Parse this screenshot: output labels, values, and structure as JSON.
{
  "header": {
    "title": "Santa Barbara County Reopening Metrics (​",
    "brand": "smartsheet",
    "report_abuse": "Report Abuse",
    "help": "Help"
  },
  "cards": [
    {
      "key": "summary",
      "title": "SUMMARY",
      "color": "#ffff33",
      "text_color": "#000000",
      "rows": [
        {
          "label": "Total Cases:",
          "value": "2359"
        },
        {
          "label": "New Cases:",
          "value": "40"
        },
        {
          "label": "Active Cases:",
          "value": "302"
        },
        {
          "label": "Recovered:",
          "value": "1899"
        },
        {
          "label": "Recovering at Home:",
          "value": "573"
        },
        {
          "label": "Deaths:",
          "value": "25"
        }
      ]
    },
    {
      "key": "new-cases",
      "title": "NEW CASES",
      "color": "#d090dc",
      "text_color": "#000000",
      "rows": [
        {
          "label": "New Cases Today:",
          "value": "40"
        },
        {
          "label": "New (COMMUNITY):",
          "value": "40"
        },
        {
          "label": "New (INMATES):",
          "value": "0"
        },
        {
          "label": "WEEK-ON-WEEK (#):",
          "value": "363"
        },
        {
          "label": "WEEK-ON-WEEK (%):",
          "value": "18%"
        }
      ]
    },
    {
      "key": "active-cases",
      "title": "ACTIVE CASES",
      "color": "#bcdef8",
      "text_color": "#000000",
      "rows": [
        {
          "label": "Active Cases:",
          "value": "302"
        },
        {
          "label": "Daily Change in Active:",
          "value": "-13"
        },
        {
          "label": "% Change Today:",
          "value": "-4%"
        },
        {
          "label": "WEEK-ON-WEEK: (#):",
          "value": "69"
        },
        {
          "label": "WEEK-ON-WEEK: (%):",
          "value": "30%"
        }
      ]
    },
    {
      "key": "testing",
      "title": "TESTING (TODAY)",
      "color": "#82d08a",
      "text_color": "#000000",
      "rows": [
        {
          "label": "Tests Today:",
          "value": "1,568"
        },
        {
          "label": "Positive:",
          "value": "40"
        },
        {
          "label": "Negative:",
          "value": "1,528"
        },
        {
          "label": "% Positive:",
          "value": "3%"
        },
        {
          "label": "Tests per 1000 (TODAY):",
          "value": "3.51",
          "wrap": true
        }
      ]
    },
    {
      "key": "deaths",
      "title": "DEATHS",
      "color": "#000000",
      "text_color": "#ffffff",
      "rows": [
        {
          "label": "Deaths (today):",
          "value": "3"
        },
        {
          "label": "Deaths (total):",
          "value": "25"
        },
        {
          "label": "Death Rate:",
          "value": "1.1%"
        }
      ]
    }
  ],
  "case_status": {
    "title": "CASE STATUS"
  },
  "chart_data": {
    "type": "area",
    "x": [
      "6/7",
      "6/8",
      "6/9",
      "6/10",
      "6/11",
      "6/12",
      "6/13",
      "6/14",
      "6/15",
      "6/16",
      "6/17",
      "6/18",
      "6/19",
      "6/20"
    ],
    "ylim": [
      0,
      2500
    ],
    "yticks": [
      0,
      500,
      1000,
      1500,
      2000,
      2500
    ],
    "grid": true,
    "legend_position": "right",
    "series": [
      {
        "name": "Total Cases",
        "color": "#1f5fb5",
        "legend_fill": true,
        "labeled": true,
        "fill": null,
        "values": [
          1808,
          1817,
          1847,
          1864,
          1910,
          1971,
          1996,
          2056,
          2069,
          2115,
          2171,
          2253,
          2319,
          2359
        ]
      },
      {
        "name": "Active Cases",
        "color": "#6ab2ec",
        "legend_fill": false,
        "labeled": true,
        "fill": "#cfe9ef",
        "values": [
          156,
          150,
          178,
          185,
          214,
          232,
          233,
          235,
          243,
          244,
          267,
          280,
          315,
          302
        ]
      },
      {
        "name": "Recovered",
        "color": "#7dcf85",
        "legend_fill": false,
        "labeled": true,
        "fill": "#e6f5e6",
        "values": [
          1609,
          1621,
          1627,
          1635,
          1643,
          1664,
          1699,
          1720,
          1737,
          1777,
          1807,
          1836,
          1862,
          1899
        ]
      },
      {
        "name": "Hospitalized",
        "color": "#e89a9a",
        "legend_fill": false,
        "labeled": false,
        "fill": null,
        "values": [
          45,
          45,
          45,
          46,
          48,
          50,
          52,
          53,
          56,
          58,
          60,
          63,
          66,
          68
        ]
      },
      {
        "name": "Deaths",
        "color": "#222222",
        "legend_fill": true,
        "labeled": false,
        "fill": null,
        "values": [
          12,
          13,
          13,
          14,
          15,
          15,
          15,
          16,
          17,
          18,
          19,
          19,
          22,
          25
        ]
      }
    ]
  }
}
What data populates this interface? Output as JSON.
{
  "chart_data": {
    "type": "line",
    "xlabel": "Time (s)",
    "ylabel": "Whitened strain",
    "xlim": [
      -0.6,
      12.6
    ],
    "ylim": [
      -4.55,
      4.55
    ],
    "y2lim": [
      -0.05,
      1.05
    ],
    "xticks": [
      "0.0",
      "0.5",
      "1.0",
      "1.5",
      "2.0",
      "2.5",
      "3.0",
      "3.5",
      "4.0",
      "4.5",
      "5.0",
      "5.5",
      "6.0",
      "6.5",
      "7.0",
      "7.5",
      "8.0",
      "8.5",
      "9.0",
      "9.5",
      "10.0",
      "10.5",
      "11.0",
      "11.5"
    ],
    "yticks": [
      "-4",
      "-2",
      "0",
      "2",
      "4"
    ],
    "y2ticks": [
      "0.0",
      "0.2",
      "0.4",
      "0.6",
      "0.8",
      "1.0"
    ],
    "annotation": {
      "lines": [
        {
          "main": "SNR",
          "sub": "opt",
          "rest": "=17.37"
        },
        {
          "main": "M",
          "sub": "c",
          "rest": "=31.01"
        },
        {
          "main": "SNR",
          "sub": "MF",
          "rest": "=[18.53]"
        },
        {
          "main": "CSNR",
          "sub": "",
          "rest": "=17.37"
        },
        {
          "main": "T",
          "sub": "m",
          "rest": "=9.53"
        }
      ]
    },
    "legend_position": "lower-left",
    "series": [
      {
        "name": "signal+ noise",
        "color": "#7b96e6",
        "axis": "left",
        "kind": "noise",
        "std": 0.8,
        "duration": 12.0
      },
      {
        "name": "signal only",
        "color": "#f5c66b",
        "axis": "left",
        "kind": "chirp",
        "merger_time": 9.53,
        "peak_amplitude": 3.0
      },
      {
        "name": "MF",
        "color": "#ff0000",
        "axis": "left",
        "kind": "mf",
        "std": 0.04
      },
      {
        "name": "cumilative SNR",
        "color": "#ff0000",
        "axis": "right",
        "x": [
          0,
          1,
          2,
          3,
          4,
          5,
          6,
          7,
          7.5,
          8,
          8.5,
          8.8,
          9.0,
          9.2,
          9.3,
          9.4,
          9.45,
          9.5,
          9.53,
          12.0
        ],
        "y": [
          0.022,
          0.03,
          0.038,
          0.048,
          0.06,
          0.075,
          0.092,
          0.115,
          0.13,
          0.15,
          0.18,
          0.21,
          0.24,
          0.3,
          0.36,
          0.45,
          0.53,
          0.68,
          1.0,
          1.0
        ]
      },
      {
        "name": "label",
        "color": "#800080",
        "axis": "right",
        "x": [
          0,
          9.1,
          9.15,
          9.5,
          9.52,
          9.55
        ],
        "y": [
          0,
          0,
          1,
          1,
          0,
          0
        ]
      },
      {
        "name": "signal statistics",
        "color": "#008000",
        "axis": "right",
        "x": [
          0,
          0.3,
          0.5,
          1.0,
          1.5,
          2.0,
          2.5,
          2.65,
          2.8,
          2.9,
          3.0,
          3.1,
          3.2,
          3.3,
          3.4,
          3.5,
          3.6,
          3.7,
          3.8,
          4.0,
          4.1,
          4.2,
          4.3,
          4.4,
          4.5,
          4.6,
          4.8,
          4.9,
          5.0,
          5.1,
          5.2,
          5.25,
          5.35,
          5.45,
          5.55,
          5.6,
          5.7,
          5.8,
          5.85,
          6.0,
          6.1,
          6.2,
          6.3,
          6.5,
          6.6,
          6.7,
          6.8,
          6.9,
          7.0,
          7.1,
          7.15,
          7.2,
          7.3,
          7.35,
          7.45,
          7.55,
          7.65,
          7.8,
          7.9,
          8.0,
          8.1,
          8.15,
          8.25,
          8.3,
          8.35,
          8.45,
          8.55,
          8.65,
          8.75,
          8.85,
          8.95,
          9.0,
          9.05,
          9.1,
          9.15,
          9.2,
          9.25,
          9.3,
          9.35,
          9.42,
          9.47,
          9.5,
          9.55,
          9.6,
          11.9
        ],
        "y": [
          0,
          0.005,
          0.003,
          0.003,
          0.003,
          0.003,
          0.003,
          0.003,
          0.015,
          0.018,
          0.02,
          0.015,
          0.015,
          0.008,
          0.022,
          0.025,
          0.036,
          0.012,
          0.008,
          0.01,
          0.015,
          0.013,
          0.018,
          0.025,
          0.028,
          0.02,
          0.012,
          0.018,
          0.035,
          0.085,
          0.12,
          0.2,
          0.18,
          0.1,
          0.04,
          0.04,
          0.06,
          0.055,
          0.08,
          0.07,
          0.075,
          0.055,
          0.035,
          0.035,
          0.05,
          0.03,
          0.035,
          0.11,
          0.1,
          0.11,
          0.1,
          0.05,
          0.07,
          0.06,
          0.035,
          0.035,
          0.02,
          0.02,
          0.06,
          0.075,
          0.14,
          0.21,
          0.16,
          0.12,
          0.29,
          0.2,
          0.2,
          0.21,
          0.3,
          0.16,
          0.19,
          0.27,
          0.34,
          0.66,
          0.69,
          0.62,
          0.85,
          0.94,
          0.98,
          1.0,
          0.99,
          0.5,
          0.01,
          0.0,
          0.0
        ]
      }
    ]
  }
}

*WHAT YOU ARE ASKED TO DO*:
In the records above, find each line that holds the word "title"; copy all such lines.

*OUTPUT FOR THIS TASK*:
    "title": "Santa Barbara County Reopening Metrics (​",
      "title": "SUMMARY",
      "title": "NEW CASES",
      "title": "ACTIVE CASES",
      "title": "TESTING (TODAY)",
      "title": "DEATHS",
    "title": "CASE STATUS"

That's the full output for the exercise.